**Exercise**
Make an exact transcription of the material, leaving out all images.

Data records
# # #

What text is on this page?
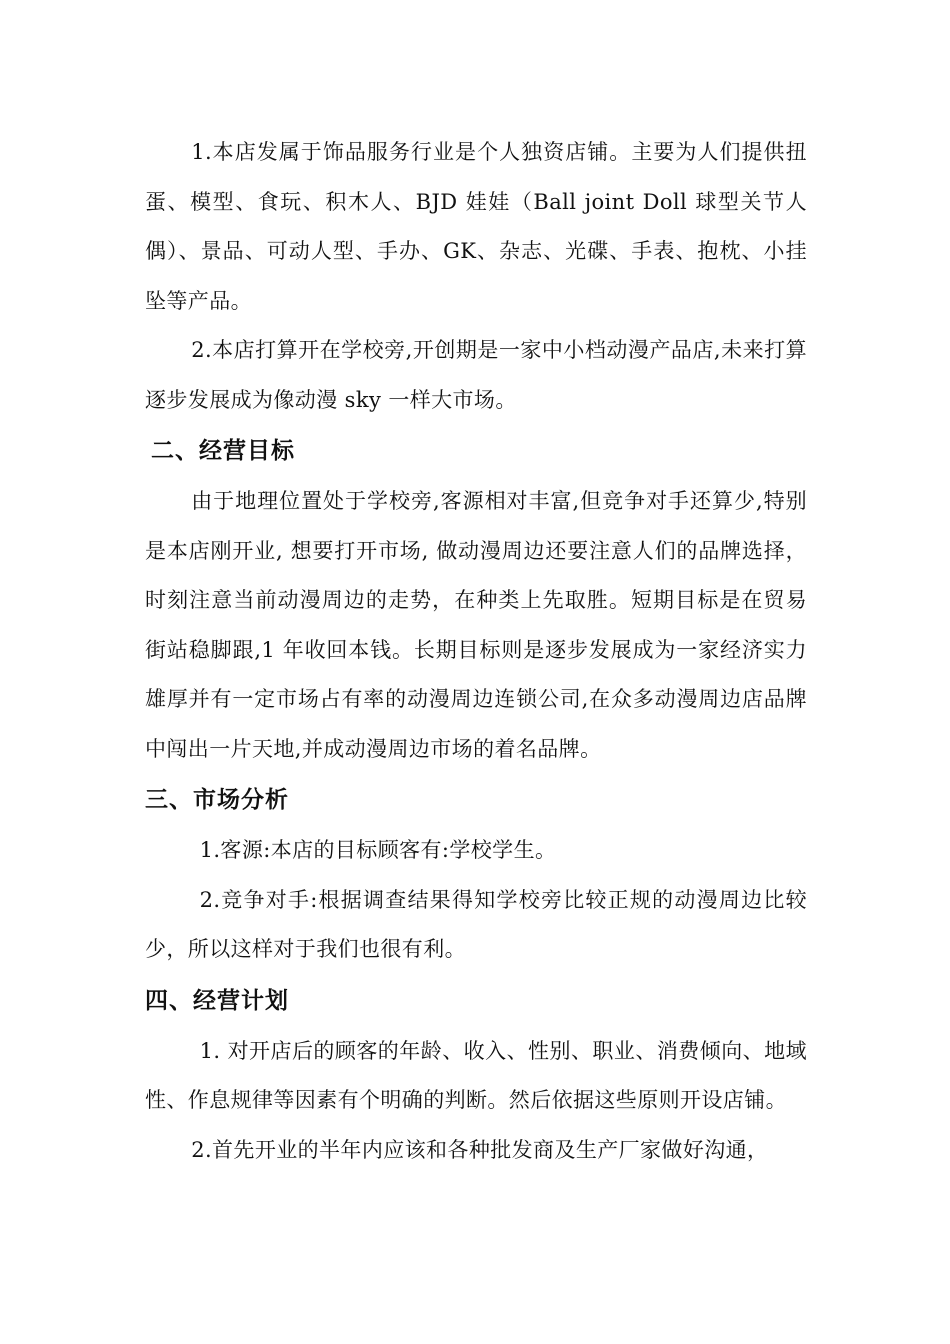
1.本店发属于饰品服务行业是个人独资店铺。主要为人们提供扭蛋、模型、食玩、积木人、BJD 娃娃（Ball joint Doll 球型关节人偶）、景品、可动人型、手办、GK、杂志、光碟、手表、抱枕、小挂坠等产品。

2.本店打算开在学校旁,开创期是一家中小档动漫产品店,未来打算逐步发展成为像动漫 sky 一样大市场。

二、经营目标

由于地理位置处于学校旁,客源相对丰富,但竞争对手还算少,特别是本店刚开业, 想要打开市场, 做动漫周边还要注意人们的品牌选择，时刻注意当前动漫周边的走势，在种类上先取胜。短期目标是在贸易街站稳脚跟,1 年收回本钱。长期目标则是逐步发展成为一家经济实力雄厚并有一定市场占有率的动漫周边连锁公司,在众多动漫周边店品牌中闯出一片天地,并成动漫周边市场的着名品牌。

三、市场分析

1.客源:本店的目标顾客有:学校学生。

2.竞争对手:根据调查结果得知学校旁比较正规的动漫周边比较少，所以这样对于我们也很有利。

四、经营计划

1. 对开店后的顾客的年龄、收入、性别、职业、消费倾向、地域性、作息规律等因素有个明确的判断。然后依据这些原则开设店铺。

2.首先开业的半年内应该和各种批发商及生产厂家做好沟通，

# # #

**Worked answer**
What text is on this page?
1.本店发属于饰品服务行业是个人独资店铺。主要为人们提供扭蛋、模型、食玩、积木人、BJD 娃娃（Ball joint Doll 球型关节人偶）、景品、可动人型、手办、GK、杂志、光碟、手表、抱枕、小挂坠等产品。

2.本店打算开在学校旁,开创期是一家中小档动漫产品店,未来打算逐步发展成为像动漫 sky 一样大市场。

二、经营目标

由于地理位置处于学校旁,客源相对丰富,但竞争对手还算少,特别是本店刚开业, 想要打开市场, 做动漫周边还要注意人们的品牌选择，时刻注意当前动漫周边的走势，在种类上先取胜。短期目标是在贸易街站稳脚跟,1 年收回本钱。长期目标则是逐步发展成为一家经济实力雄厚并有一定市场占有率的动漫周边连锁公司,在众多动漫周边店品牌中闯出一片天地,并成动漫周边市场的着名品牌。

三、市场分析

1.客源:本店的目标顾客有:学校学生。

2.竞争对手:根据调查结果得知学校旁比较正规的动漫周边比较少，所以这样对于我们也很有利。

四、经营计划

1. 对开店后的顾客的年龄、收入、性别、职业、消费倾向、地域性、作息规律等因素有个明确的判断。然后依据这些原则开设店铺。

2.首先开业的半年内应该和各种批发商及生产厂家做好沟通，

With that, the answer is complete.